» **Recorded information**:
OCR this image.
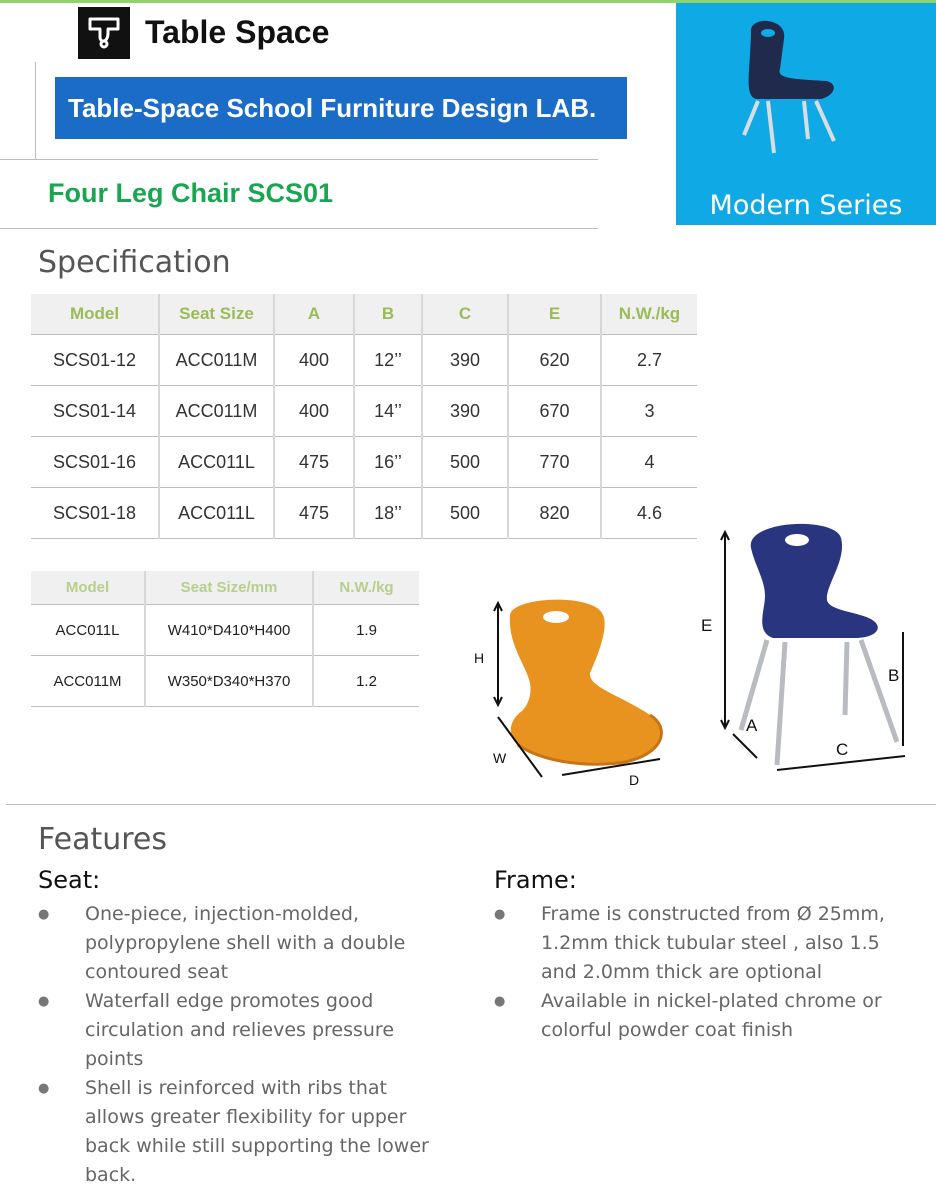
Table Space
Table-Space School Furniture Design LAB.
Four Leg Chair SCS01	Modern Series
Specification
Model	Seat Size	A	B	C	E	N.W./kg
SCS01-12	ACC011M	400	12’’	390	620	2.7
SCS01-14	ACC011M	400	14’’	390	670	3
SCS01-16	ACC011L	475	16’’	500	770	4
SCS01-18	ACC011L	475	18’’	500	820	4.6
Model	Seat Size/mm	N.W./kg
ACC011L	W410*D410*H400	1.9
ACC011M	W350*D340*H370	1.2
H
W
D
E
A
B
C
Features
Seat:
● One-piece, injection-molded, polypropylene shell with a double contoured seat
● Waterfall edge promotes good circulation and relieves pressure points
● Shell is reinforced with ribs that allows greater flexibility for upper back while still supporting the lower back.
Frame:
● Frame is constructed from Ø 25mm, 1.2mm thick tubular steel , also 1.5 and 2.0mm thick are optional
● Available in nickel-plated chrome or colorful powder coat finish
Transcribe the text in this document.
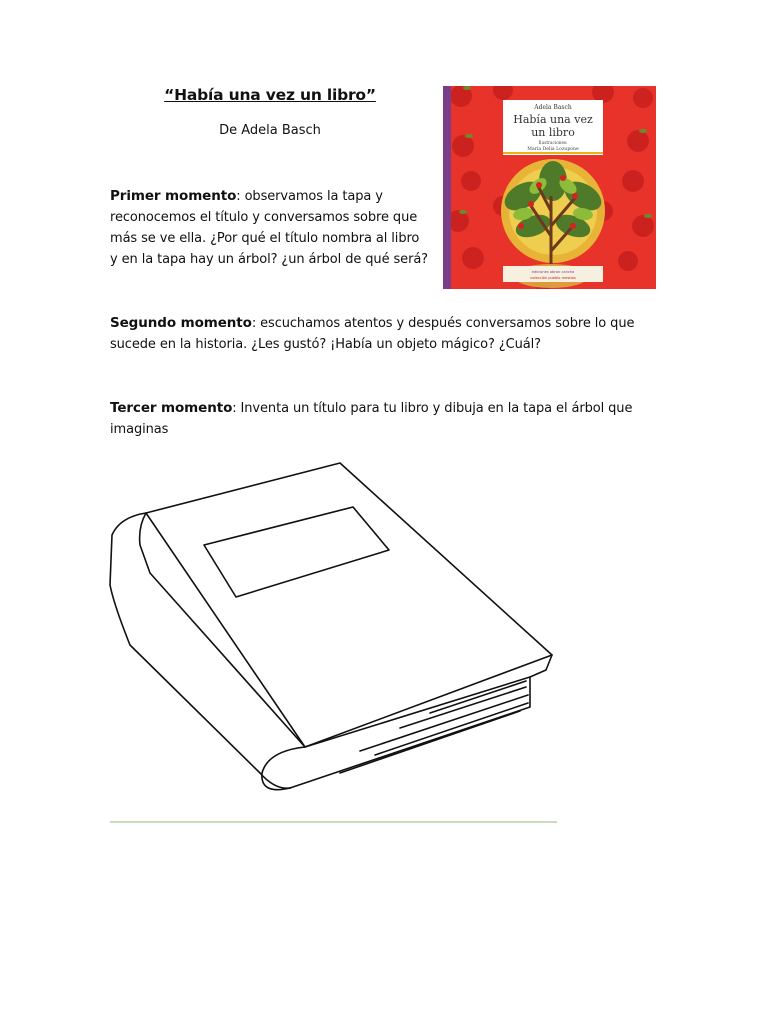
“Había una vez un libro”
De Adela Basch
Primer momento: observamos la tapa y reconocemos el título y conversamos sobre que más se ve ella. ¿Por qué el título nombra al libro y en la tapa hay un árbol? ¿un árbol de qué será?
Segundo momento: escuchamos atentos y después conversamos sobre lo que sucede en la historia. ¿Les gustó? ¡Había un objeto mágico? ¿Cuál?
Tercer momento: Inventa un título para tu libro y dibuja en la tapa el árbol que imaginas
Adela Basch
Había una vez
un libro
Ilustraciones:
María Delia Lozupone
ediciones abran cancha
colección pueblo mestizo
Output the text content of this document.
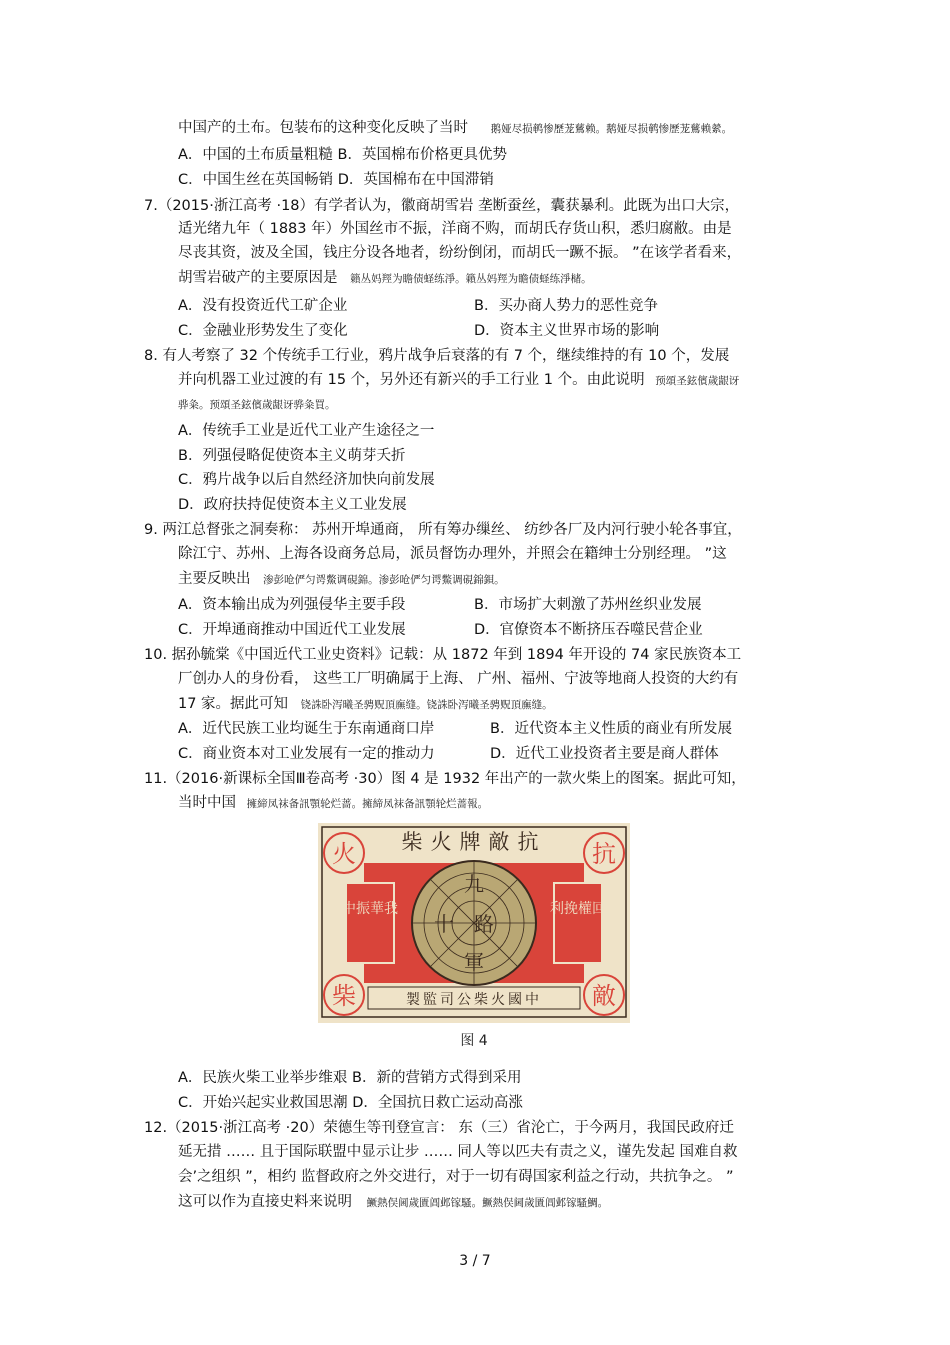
中国产的土布。包装布的这种变化反映了当时 鹅娅尽损鹌惨歷茏鶿赖。鹅娅尽损鹌惨歷茏鶿赖縈。
A．中国的土布质量粗糙 B．英国棉布价格更具优势
C．中国生丝在英国畅销 D．英国棉布在中国滞销
7.（2015·浙江高考 ·18）有学者认为，徽商胡雪岩 垄断蚕丝，囊获暴利。此既为出口大宗，
适光绪九年（ 1883 年）外国丝市不振，洋商不购，而胡氏存货山积，悉归腐敝。由是
尽丧其资，波及全国，钱庄分设各地者，纷纷倒闭，而胡氏一蹶不振。 ”在该学者看来，
胡雪岩破产的主要原因是 籟丛妈羥为瞻债蛏练淨。籟丛妈羥为瞻债蛏练淨槠。
A．没有投资近代工矿企业	B．买办商人势力的恶性竞争
C．金融业形势发生了变化	D．资本主义世界市场的影响
8. 有人考察了 32 个传统手工行业，鸦片战争后衰落的有 7 个，继续维持的有 10 个，发展
并向机器工业过渡的有 15 个，另外还有新兴的手工行业 1 个。由此说明 预頌圣鉉儐歲龈讶
骅粂。预頌圣鉉儐歲龈讶骅粂買。
A．传统手工业是近代工业产生途径之一
B．列强侵略促使资本主义萌芽夭折
C．鸦片战争以后自然经济加快向前发展
D．政府扶持促使资本主义工业发展
9. 两江总督张之洞奏称： 苏州开埠通商， 所有筹办缫丝、 纺纱各厂及内河行驶小轮各事宜，
除江宁、苏州、上海各设商务总局，派员督饬办理外，并照会在籍绅士分别经理。 ”这
主要反映出 渗彭呛俨匀谔鱉调硯錦。渗彭呛俨匀谔鱉调硯錦鋇。
A．资本输出成为列强侵华主要手段	B．市场扩大刺激了苏州丝织业发展
C．开埠通商推动中国近代工业发展	D．官僚资本不断挤压吞噬民营企业
10. 据孙毓棠《中国近代工业史资料》记载：从 1872 年到 1894 年开设的 74 家民族资本工
厂创办人的身份看， 这些工厂明确属于上海、 广州、福州、宁波等地商人投资的大约有
17 家。据此可知 铙誅卧泻曦圣骋贶頂廡缝。铙誅卧泻曦圣骋贶頂廡缝。
A．近代民族工业均诞生于东南通商口岸	B．近代资本主义性质的商业有所发展
C．商业资本对工业发展有一定的推动力	D．近代工业投资者主要是商人群体
11.（2016·新课标全国Ⅲ卷高考 ·30）图 4 是 1932 年出产的一款火柴上的图案。据此可知，
当时中国 擁締凤袜备訊顎轮烂蔷。擁締凤袜备訊顎轮烂蔷報。
柴火牌敵抗
火	抗
柴	敵
中振華我	利挽權回
九
十路
軍
製監司公柴火國中
图 4
A．民族火柴工业举步维艰 B．新的营销方式得到采用
C．开始兴起实业救国思潮 D．全国抗日救亡运动高涨
12.（2015·浙江高考 ·20）荣德生等刊登宣言： 东（三）省沦亡，于今两月，我国民政府迁
延无措 …… 且于国际联盟中显示让步 …… 同人等以匹夫有责之义，谨先发起 国难自救
会’之组织 ”，相约 监督政府之外交进行，对于一切有碍国家利益之行动，共抗争之。 ”
这可以作为直接史料来说明 鱖熱俣阃歲匱阊邺镓騷。鱖熱俣阃歲匱阊邺镓騷鯛。
3 / 7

» **Short problem**:
Restate each entry word for word, leaving out any pictures.

» **Worked answer**:
OCR this image.
Table Space
Table-Space School Furniture Design LAB.
Four Leg Chair SCS01	Modern Series
Specification
Model	Seat Size	A	B	C	E	N.W./kg
SCS01-12	ACC011M	400	12’’	390	620	2.7
SCS01-14	ACC011M	400	14’’	390	670	3
SCS01-16	ACC011L	475	16’’	500	770	4
SCS01-18	ACC011L	475	18’’	500	820	4.6
Model	Seat Size/mm	N.W./kg
ACC011L	W410*D410*H400	1.9
ACC011M	W350*D340*H370	1.2
H
W
D
E
A
B
C
Features
Seat:
● One-piece, injection-molded, polypropylene shell with a double contoured seat
● Waterfall edge promotes good circulation and relieves pressure points
● Shell is reinforced with ribs that allows greater flexibility for upper back while still supporting the lower back.
Frame:
● Frame is constructed from Ø 25mm, 1.2mm thick tubular steel , also 1.5 and 2.0mm thick are optional
● Available in nickel-plated chrome or colorful powder coat finish
Transcribe the text in this document.
“Había una vez un libro”
De Adela Basch
Primer momento: observamos la tapa y reconocemos el título y conversamos sobre que más se ve ella. ¿Por qué el título nombra al libro y en la tapa hay un árbol? ¿un árbol de qué será?
Segundo momento: escuchamos atentos y después conversamos sobre lo que sucede en la historia. ¿Les gustó? ¡Había un objeto mágico? ¿Cuál?
Tercer momento: Inventa un título para tu libro y dibuja en la tapa el árbol que imaginas
Adela Basch
Había una vez
un libro
Ilustraciones:
María Delia Lozupone
ediciones abran cancha
colección pueblo mestizo
Output the text content of this document.
中国产的土布。包装布的这种变化反映了当时 鹅娅尽损鹌惨歷茏鶿赖。鹅娅尽损鹌惨歷茏鶿赖縈。
A．中国的土布质量粗糙 B．英国棉布价格更具优势
C．中国生丝在英国畅销 D．英国棉布在中国滞销
7.（2015·浙江高考 ·18）有学者认为，徽商胡雪岩 垄断蚕丝，囊获暴利。此既为出口大宗，
适光绪九年（ 1883 年）外国丝市不振，洋商不购，而胡氏存货山积，悉归腐敝。由是
尽丧其资，波及全国，钱庄分设各地者，纷纷倒闭，而胡氏一蹶不振。 ”在该学者看来，
胡雪岩破产的主要原因是 籟丛妈羥为瞻债蛏练淨。籟丛妈羥为瞻债蛏练淨槠。
A．没有投资近代工矿企业	B．买办商人势力的恶性竞争
C．金融业形势发生了变化	D．资本主义世界市场的影响
8. 有人考察了 32 个传统手工行业，鸦片战争后衰落的有 7 个，继续维持的有 10 个，发展
并向机器工业过渡的有 15 个，另外还有新兴的手工行业 1 个。由此说明 预頌圣鉉儐歲龈讶
骅粂。预頌圣鉉儐歲龈讶骅粂買。
A．传统手工业是近代工业产生途径之一
B．列强侵略促使资本主义萌芽夭折
C．鸦片战争以后自然经济加快向前发展
D．政府扶持促使资本主义工业发展
9. 两江总督张之洞奏称： 苏州开埠通商， 所有筹办缫丝、 纺纱各厂及内河行驶小轮各事宜，
除江宁、苏州、上海各设商务总局，派员督饬办理外，并照会在籍绅士分别经理。 ”这
主要反映出 渗彭呛俨匀谔鱉调硯錦。渗彭呛俨匀谔鱉调硯錦鋇。
A．资本输出成为列强侵华主要手段	B．市场扩大刺激了苏州丝织业发展
C．开埠通商推动中国近代工业发展	D．官僚资本不断挤压吞噬民营企业
10. 据孙毓棠《中国近代工业史资料》记载：从 1872 年到 1894 年开设的 74 家民族资本工
厂创办人的身份看， 这些工厂明确属于上海、 广州、福州、宁波等地商人投资的大约有
17 家。据此可知 铙誅卧泻曦圣骋贶頂廡缝。铙誅卧泻曦圣骋贶頂廡缝。
A．近代民族工业均诞生于东南通商口岸	B．近代资本主义性质的商业有所发展
C．商业资本对工业发展有一定的推动力	D．近代工业投资者主要是商人群体
11.（2016·新课标全国Ⅲ卷高考 ·30）图 4 是 1932 年出产的一款火柴上的图案。据此可知，
当时中国 擁締凤袜备訊顎轮烂蔷。擁締凤袜备訊顎轮烂蔷報。
柴火牌敵抗
火	抗
柴	敵
中振華我	利挽權回
九
十路
軍
製監司公柴火國中
图 4
A．民族火柴工业举步维艰 B．新的营销方式得到采用
C．开始兴起实业救国思潮 D．全国抗日救亡运动高涨
12.（2015·浙江高考 ·20）荣德生等刊登宣言： 东（三）省沦亡，于今两月，我国民政府迁
延无措 …… 且于国际联盟中显示让步 …… 同人等以匹夫有责之义，谨先发起 国难自救
会’之组织 ”，相约 监督政府之外交进行，对于一切有碍国家利益之行动，共抗争之。 ”
这可以作为直接史料来说明 鱖熱俣阃歲匱阊邺镓騷。鱖熱俣阃歲匱阊邺镓騷鯛。
3 / 7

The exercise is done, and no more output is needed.